To do: Of all the lines in the records, how many hold the word "excess"? Answer with the number only.

Entries shown:

....

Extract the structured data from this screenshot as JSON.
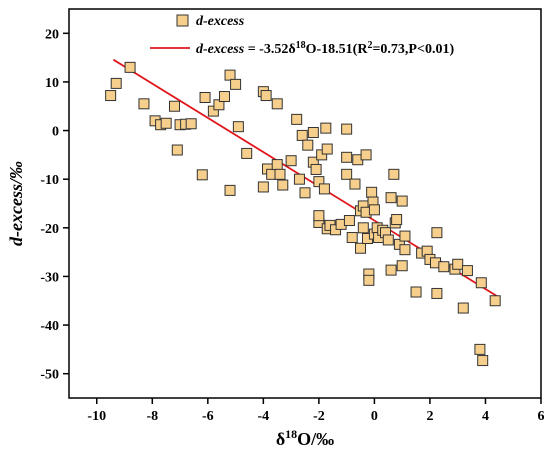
{
  "chart_data": {
    "type": "scatter",
    "xlabel": "δ18O/‰",
    "ylabel": "d-excess/‰",
    "xlim": [
      -11,
      6
    ],
    "ylim": [
      -55,
      25
    ],
    "x_ticks": [
      -10,
      -8,
      -6,
      -4,
      -2,
      0,
      2,
      4,
      6
    ],
    "y_ticks": [
      20,
      10,
      0,
      -10,
      -20,
      -30,
      -40,
      -50
    ],
    "x_tick_labels": [
      "-10",
      "-8",
      "-6",
      "-4",
      "-2",
      "0",
      "2",
      "4",
      "6"
    ],
    "y_tick_labels": [
      "20",
      "10",
      "0",
      "-10",
      "-20",
      "-30",
      "-40",
      "-50"
    ],
    "marker_fill": "#F6CF8C",
    "marker_edge": "#333333",
    "line_color": "#E0161B",
    "legend": {
      "placement": "top-right",
      "series_label": "d-excess",
      "fit_label_italic": "d-excess",
      "fit_label_eq": " = -3.52δ",
      "fit_label_sup1": "18",
      "fit_label_mid": "O-18.51(R",
      "fit_label_sup2": "2",
      "fit_label_tail": "=0.73,P<0.01)"
    },
    "series": [
      {
        "name": "d-excess",
        "points": [
          [
            -9.5,
            7.2
          ],
          [
            -9.3,
            9.7
          ],
          [
            -8.8,
            13.0
          ],
          [
            -8.3,
            5.5
          ],
          [
            -7.9,
            2.0
          ],
          [
            -7.7,
            1.2
          ],
          [
            -7.5,
            1.5
          ],
          [
            -7.2,
            5.0
          ],
          [
            -7.1,
            -4.0
          ],
          [
            -7.0,
            1.2
          ],
          [
            -6.8,
            1.3
          ],
          [
            -6.6,
            1.4
          ],
          [
            -6.2,
            -9.1
          ],
          [
            -6.1,
            6.8
          ],
          [
            -5.8,
            4.0
          ],
          [
            -5.6,
            5.3
          ],
          [
            -5.4,
            7.0
          ],
          [
            -5.2,
            11.4
          ],
          [
            -5.2,
            -12.3
          ],
          [
            -5.0,
            9.5
          ],
          [
            -4.9,
            0.8
          ],
          [
            -4.6,
            -4.7
          ],
          [
            -4.0,
            8.0
          ],
          [
            -4.0,
            -11.6
          ],
          [
            -3.9,
            7.2
          ],
          [
            -3.85,
            -7.9
          ],
          [
            -3.7,
            -9.0
          ],
          [
            -3.5,
            5.5
          ],
          [
            -3.5,
            -7.0
          ],
          [
            -3.4,
            -9.0
          ],
          [
            -3.3,
            -11.2
          ],
          [
            -3.0,
            -6.2
          ],
          [
            -2.8,
            2.3
          ],
          [
            -2.7,
            -10.0
          ],
          [
            -2.6,
            -1.0
          ],
          [
            -2.5,
            -12.8
          ],
          [
            -2.4,
            -3.0
          ],
          [
            -2.2,
            -6.5
          ],
          [
            -2.2,
            -0.4
          ],
          [
            -2.1,
            -8.0
          ],
          [
            -2.0,
            -10.5
          ],
          [
            -2.0,
            -18.9
          ],
          [
            -2.0,
            -17.5
          ],
          [
            -1.9,
            -5.0
          ],
          [
            -1.8,
            -12.0
          ],
          [
            -1.75,
            0.5
          ],
          [
            -1.7,
            -3.8
          ],
          [
            -1.7,
            -20.2
          ],
          [
            -1.6,
            -19.5
          ],
          [
            -1.4,
            -20.4
          ],
          [
            -1.2,
            -19.3
          ],
          [
            -1.0,
            0.3
          ],
          [
            -1.0,
            -5.5
          ],
          [
            -1.0,
            -9.0
          ],
          [
            -0.9,
            -18.5
          ],
          [
            -0.8,
            -22.0
          ],
          [
            -0.7,
            -11.0
          ],
          [
            -0.6,
            -6.0
          ],
          [
            -0.5,
            -16.5
          ],
          [
            -0.5,
            -24.2
          ],
          [
            -0.4,
            -20.0
          ],
          [
            -0.4,
            -15.5
          ],
          [
            -0.3,
            -5.0
          ],
          [
            -0.3,
            -16.8
          ],
          [
            -0.25,
            -22.2
          ],
          [
            -0.2,
            -29.5
          ],
          [
            -0.2,
            -30.8
          ],
          [
            -0.1,
            -12.7
          ],
          [
            -0.05,
            -14.7
          ],
          [
            0.0,
            -16.3
          ],
          [
            0.0,
            -21.3
          ],
          [
            0.1,
            -20.0
          ],
          [
            0.15,
            -22.0
          ],
          [
            0.3,
            -20.5
          ],
          [
            0.4,
            -21.0
          ],
          [
            0.5,
            -22.5
          ],
          [
            0.6,
            -28.7
          ],
          [
            0.6,
            -13.8
          ],
          [
            0.7,
            -9.0
          ],
          [
            0.75,
            -19.0
          ],
          [
            0.8,
            -18.3
          ],
          [
            0.9,
            -23.4
          ],
          [
            1.0,
            -27.8
          ],
          [
            1.0,
            -14.5
          ],
          [
            1.1,
            -24.5
          ],
          [
            1.1,
            -21.7
          ],
          [
            1.5,
            -33.2
          ],
          [
            1.7,
            -25.2
          ],
          [
            1.9,
            -24.8
          ],
          [
            2.0,
            -26.5
          ],
          [
            2.2,
            -27.2
          ],
          [
            2.25,
            -21.0
          ],
          [
            2.25,
            -33.5
          ],
          [
            2.5,
            -28.0
          ],
          [
            2.9,
            -28.5
          ],
          [
            3.0,
            -27.5
          ],
          [
            3.2,
            -36.5
          ],
          [
            3.35,
            -28.8
          ],
          [
            3.8,
            -45.0
          ],
          [
            3.85,
            -31.3
          ],
          [
            3.9,
            -47.3
          ],
          [
            4.35,
            -35.0
          ]
        ]
      }
    ],
    "fit_line": {
      "slope": -3.52,
      "intercept": -18.51,
      "x_range": [
        -9.4,
        4.4
      ]
    }
  }
}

....

Output for this task: 4